Page
┌──

“The proof of our strength is their fear”

Sara Ahmed: If those who have had the power to decide what we are to do and how we are to be are threatened, it is often because they sense they can no longer take their power for granted.

17 Mayıs 2018 14:00

Self-proclaimed feminist killjoy Sara Ahmed’s new book Living a Feminist Life is both exciting and gratifying. It is like a friend who comes to the rescue just at the nick of time. In the book, Ahmed who calls herself “a brown, queer feminist”, invites the reader to an open-hearted conversation. She reminds us that feminist writing can directly talk to the reader and in so doing shares with us one by one the books that speak to her. By embracing this poetic-theoretical form of adopted by her predecessors in feminist history, she embarks on feminist discussion accessible to everyone by telling stories about her own experience.

Claiming that “the personal is the theoretical”, Sara Ahmed as a feminist scholar and writer shares the problems of living a feminist life. But she also shares from her own experience the methods to survive and to continue the struggle come what may. While gender equality and intersectionality have become political platforms in many parts of the world, Ahmed explores why power groups have no patience to even hear the word “feminist” and why they resistance against it.

└──

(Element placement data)
┌──

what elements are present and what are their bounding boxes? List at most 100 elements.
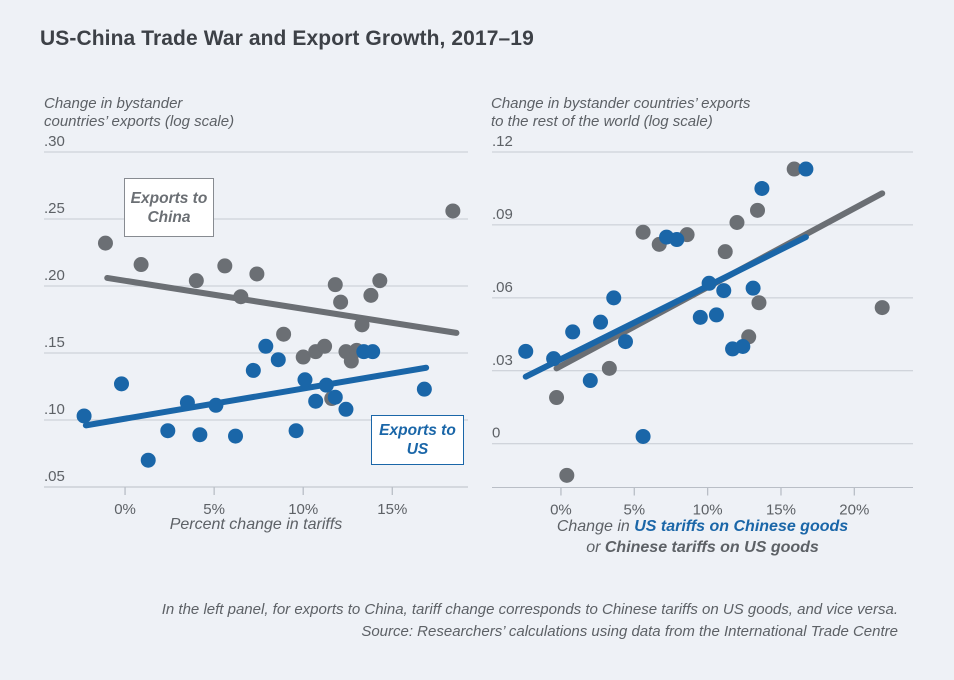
data-point-blue [735, 338, 751, 354]
left-y-axis-header: Change in bystander countries’ exports (… [44, 95, 234, 131]
y-tick-label: .12 [492, 133, 513, 150]
left-y-axis-header-line1: Change in bystander [44, 95, 183, 112]
data-point-blue [308, 393, 324, 409]
right-x-axis-title: Change in US tariffs on Chinese goods or… [492, 516, 913, 558]
data-point-blue [327, 389, 343, 405]
data-point-blue [297, 372, 313, 388]
annotation-exports-to-china: Exports to China [124, 178, 214, 237]
data-point-blue [546, 351, 562, 367]
data-point-gray [751, 295, 767, 311]
data-point-gray [874, 300, 890, 316]
data-point-blue [365, 344, 381, 360]
right-panel: 0 .03 .06 .09 .12 0% 5% 10% 15% 20% [492, 133, 913, 519]
data-point-blue [518, 343, 534, 359]
data-point-blue [140, 452, 156, 468]
data-point-gray [249, 266, 265, 282]
right-y-axis-header-line1: Change in bystander countries’ exports [491, 95, 751, 112]
y-tick-label: .03 [492, 352, 513, 369]
y-tick-label: .10 [44, 401, 65, 418]
data-point-blue [192, 427, 208, 443]
data-point-gray [188, 273, 204, 289]
y-tick-label: .25 [44, 200, 65, 217]
y-tick-label: .20 [44, 267, 65, 284]
data-point-blue [416, 381, 432, 397]
trend-line-gray [104, 274, 460, 336]
data-point-gray [717, 244, 733, 260]
data-point-blue [113, 376, 129, 392]
data-point-gray [317, 338, 333, 354]
data-point-blue [692, 309, 708, 325]
data-point-gray [363, 287, 379, 303]
data-point-blue [228, 428, 244, 444]
data-point-gray [445, 203, 461, 219]
data-point-gray [133, 257, 149, 273]
data-point-blue [160, 423, 176, 439]
data-point-blue [745, 280, 761, 296]
data-point-gray [327, 277, 343, 293]
x-tick-label: 20% [839, 502, 869, 519]
data-point-blue [270, 352, 286, 368]
left-panel: .05 .10 .15 .20 .25 .30 0% 5% 10% 15% [44, 133, 468, 518]
data-point-blue [288, 423, 304, 439]
right-x-axis-title-us-tariffs: US tariffs on Chinese goods [634, 518, 849, 535]
x-tick-label: 5% [203, 501, 225, 518]
data-point-gray [372, 273, 388, 289]
x-tick-label: 15% [377, 501, 407, 518]
left-x-axis-title: Percent change in tariffs [169, 516, 343, 533]
data-point-gray [276, 326, 292, 342]
right-x-axis-title-line2: or Chinese tariffs on US goods [492, 537, 913, 558]
data-point-blue [565, 324, 581, 340]
right-y-axis-header-line2: to the rest of the world (log scale) [491, 113, 713, 130]
data-point-blue [76, 408, 92, 424]
y-tick-label: .05 [44, 468, 65, 485]
y-tick-label: .30 [44, 133, 65, 150]
y-tick-label: .06 [492, 279, 513, 296]
data-point-blue [669, 232, 685, 248]
right-x-axis-title-prefix: Change in [556, 518, 635, 535]
data-point-gray [601, 360, 617, 376]
source-line: Source: Researchers’ calculations using … [361, 623, 898, 640]
x-tick-label: 10% [693, 502, 723, 519]
data-point-blue [708, 307, 724, 323]
trend-line-blue [522, 234, 809, 380]
x-tick-label: 5% [623, 502, 645, 519]
data-point-gray [750, 202, 766, 218]
data-point-blue [338, 401, 354, 417]
data-point-gray [729, 215, 745, 231]
data-point-blue [258, 338, 274, 354]
right-y-axis-header: Change in bystander countries’ exports t… [491, 95, 750, 131]
data-point-gray [333, 294, 349, 310]
data-point-gray [635, 224, 651, 240]
footnote-line: In the left panel, for exports to China,… [161, 601, 898, 618]
data-point-gray [295, 349, 311, 365]
data-point-blue [701, 275, 717, 291]
left-y-axis-header-line2: countries’ exports (log scale) [44, 113, 235, 130]
x-tick-label: 10% [288, 501, 318, 518]
x-tick-label: 0% [550, 502, 572, 519]
data-point-gray [354, 317, 370, 333]
figure-footnote: In the left panel, for exports to China,… [48, 599, 898, 643]
data-point-blue [606, 290, 622, 306]
data-point-blue [318, 377, 334, 393]
right-x-axis-title-or: or [586, 539, 605, 556]
data-point-blue [798, 161, 814, 177]
data-point-blue [208, 397, 224, 413]
data-point-blue [754, 180, 770, 196]
y-tick-label: .09 [492, 206, 513, 223]
y-tick-label: .15 [44, 334, 65, 351]
trend-line-blue [82, 364, 430, 429]
data-point-blue [593, 314, 609, 330]
data-point-gray [233, 289, 249, 305]
data-point-blue [635, 428, 651, 444]
data-point-blue [617, 334, 633, 350]
data-point-gray [549, 390, 565, 406]
right-x-axis-title-chinese-tariffs: Chinese tariffs on US goods [604, 539, 819, 556]
x-tick-label: 15% [766, 502, 796, 519]
data-point-blue [716, 283, 732, 299]
data-point-blue [179, 395, 195, 411]
data-point-gray [97, 235, 113, 251]
x-tick-label: 0% [114, 501, 136, 518]
data-point-blue [582, 373, 598, 389]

└──

Task requirements
1) List every phrase that appears inside quotation marks in the two paragraphs that follow the date line of the book review.
2) From the book review, copy word for word the passage starting with "17 Mayıs 2018" and going on through "her own experience.".

Solutions by task
1)
- "a brown, queer feminist"
- "the personal is the theoretical"
- "feminist"

2)
17 Mayıs 2018 14:00

Self-proclaimed feminist killjoy Sara Ahmed’s new book Living a Feminist Life is both exciting and gratifying. It is like a friend who comes to the rescue just at the nick of time. In the book, Ahmed who calls herself “a brown, queer feminist”, invites the reader to an open-hearted conversation. She reminds us that feminist writing can directly talk to the reader and in so doing shares with us one by one the books that speak to her. By embracing this poetic-theoretical form of adopted by her predecessors in feminist history, she embarks on feminist discussion accessible to everyone by telling stories about her own experience.